» Given task: Without the images, write out the whole listing exactly.

» Provided data:
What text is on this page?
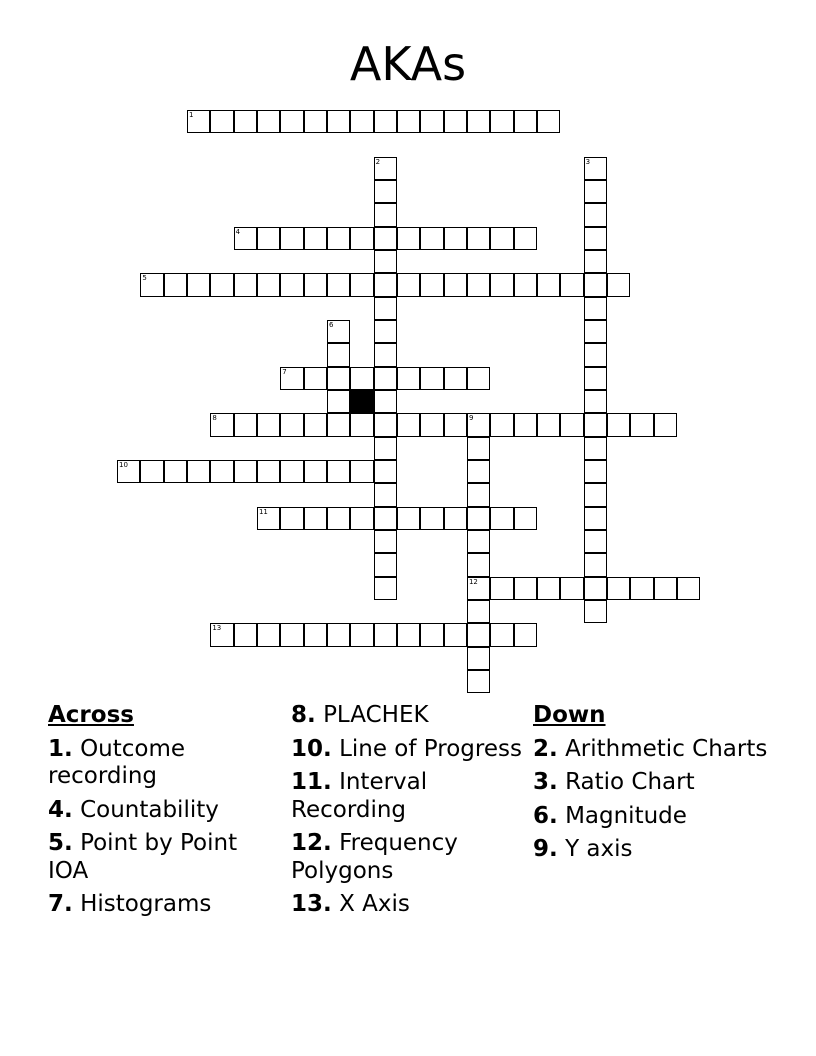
AKAs
1
2	3
4
5
6
7
8	9
12
10
11
13
Across
1. Outcome recording
4. Countability
5. Point by Point IOA
7. Histograms
8. PLACHEK
10. Line of Progress
11. Interval Recording
12. Frequency Polygons
13. X Axis
Down
2. Arithmetic Charts
3. Ratio Chart
6. Magnitude
9. Y axis
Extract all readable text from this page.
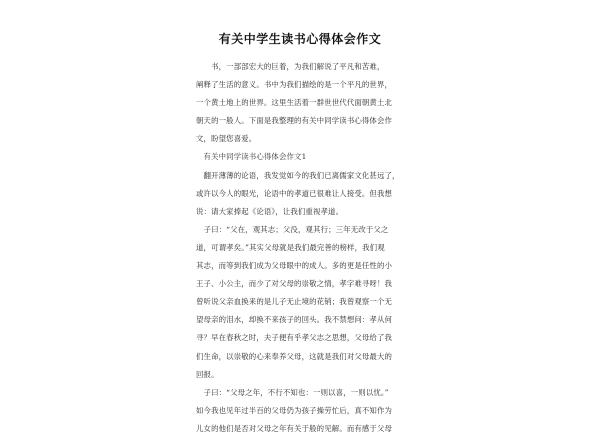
有关中学生读书心得体会作文
　　书，一部部宏大的巨着，为我们解说了平凡和苦难，
阐释了生活的意义。书中为我们描绘的是一个平凡的世界，
一个黄土地上的世界。这里生活着一群世世代代面朝黄土北
朝天的一般人。下面是我整理的有关中同学读书心得体会作
文，盼望您喜爱。
　有关中同学读书心得体会作文1
　翻开薄薄的论语，我发觉如今的我们已离儒家文化甚远了，
或许以今人的眼光，论语中的孝道已很难让人接受。但我想
说：请大家捧起《论语》，让我们重视孝道。
　子曰：“父在，观其志；父没，观其行；三年无改于父之
道，可谓孝矣。”其实父母就是我们最完善的榜样，我们观
其志，而等到我们成为父母眼中的成人。多的更是任性的小
王子、小公主，而少了对父母的崇敬之情，孝字难寻呀！我
曾听说父亲血换来的是儿子无止境的花销；我曾观察一个无
望母亲的泪水，却换不来孩子的回头。我不禁想问：孝从何
寻？早在春秋之时，夫子便有乎孝父志之思想，父母给了我
们生命，以崇敬的心来奉养父母，这就是我们对父母最大的
回报。
　子曰：“父母之年，不行不知也：一则以喜，一则以忧。”
如今我也见年过半百的父母仍为孩子操劳忙后，真不知作为
儿女的他们是否对父母之年有关于般的见解。而有感于父母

» Correct result:
What text is on this page?
AKAs
1
2	3
4
5
6
7
8	9
12
10
11
13
Across
1. Outcome recording
4. Countability
5. Point by Point IOA
7. Histograms
8. PLACHEK
10. Line of Progress
11. Interval Recording
12. Frequency Polygons
13. X Axis
Down
2. Arithmetic Charts
3. Ratio Chart
6. Magnitude
9. Y axis
Extract all readable text from this page.
有关中学生读书心得体会作文
　　书，一部部宏大的巨着，为我们解说了平凡和苦难，
阐释了生活的意义。书中为我们描绘的是一个平凡的世界，
一个黄土地上的世界。这里生活着一群世世代代面朝黄土北
朝天的一般人。下面是我整理的有关中同学读书心得体会作
文，盼望您喜爱。
　有关中同学读书心得体会作文1
　翻开薄薄的论语，我发觉如今的我们已离儒家文化甚远了，
或许以今人的眼光，论语中的孝道已很难让人接受。但我想
说：请大家捧起《论语》，让我们重视孝道。
　子曰：“父在，观其志；父没，观其行；三年无改于父之
道，可谓孝矣。”其实父母就是我们最完善的榜样，我们观
其志，而等到我们成为父母眼中的成人。多的更是任性的小
王子、小公主，而少了对父母的崇敬之情，孝字难寻呀！我
曾听说父亲血换来的是儿子无止境的花销；我曾观察一个无
望母亲的泪水，却换不来孩子的回头。我不禁想问：孝从何
寻？早在春秋之时，夫子便有乎孝父志之思想，父母给了我
们生命，以崇敬的心来奉养父母，这就是我们对父母最大的
回报。
　子曰：“父母之年，不行不知也：一则以喜，一则以忧。”
如今我也见年过半百的父母仍为孩子操劳忙后，真不知作为
儿女的他们是否对父母之年有关于般的见解。而有感于父母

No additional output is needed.